### TO DO
Lift out each line of the data that holds "title".

### PROVIDED DATA
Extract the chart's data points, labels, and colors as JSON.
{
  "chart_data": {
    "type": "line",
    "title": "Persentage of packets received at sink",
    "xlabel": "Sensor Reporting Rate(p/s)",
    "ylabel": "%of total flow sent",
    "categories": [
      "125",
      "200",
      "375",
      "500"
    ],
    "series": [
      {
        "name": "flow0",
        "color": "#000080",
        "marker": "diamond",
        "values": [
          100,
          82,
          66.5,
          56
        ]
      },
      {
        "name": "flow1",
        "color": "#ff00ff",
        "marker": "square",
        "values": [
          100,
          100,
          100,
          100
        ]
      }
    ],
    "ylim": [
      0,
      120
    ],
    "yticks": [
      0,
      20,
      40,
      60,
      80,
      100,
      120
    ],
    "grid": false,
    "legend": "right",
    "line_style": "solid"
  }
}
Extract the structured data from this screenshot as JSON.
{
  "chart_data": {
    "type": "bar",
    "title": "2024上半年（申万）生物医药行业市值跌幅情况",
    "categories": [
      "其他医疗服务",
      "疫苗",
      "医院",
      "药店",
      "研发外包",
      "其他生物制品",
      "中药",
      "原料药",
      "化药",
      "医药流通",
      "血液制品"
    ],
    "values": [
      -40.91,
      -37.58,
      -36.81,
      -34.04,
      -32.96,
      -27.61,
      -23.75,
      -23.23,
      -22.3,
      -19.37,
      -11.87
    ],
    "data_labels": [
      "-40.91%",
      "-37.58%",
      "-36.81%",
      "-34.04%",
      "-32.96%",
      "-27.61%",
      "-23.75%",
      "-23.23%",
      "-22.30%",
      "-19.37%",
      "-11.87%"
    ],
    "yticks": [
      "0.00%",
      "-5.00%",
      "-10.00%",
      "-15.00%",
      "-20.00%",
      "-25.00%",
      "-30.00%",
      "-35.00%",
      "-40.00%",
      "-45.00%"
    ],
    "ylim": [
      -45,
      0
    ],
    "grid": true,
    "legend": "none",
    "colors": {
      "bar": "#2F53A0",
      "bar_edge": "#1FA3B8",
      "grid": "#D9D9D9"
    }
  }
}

### OUTPUT BELOW
    "title": "Persentage of packets received at sink",
    "title": "2024上半年（申万）生物医药行业市值跌幅情况",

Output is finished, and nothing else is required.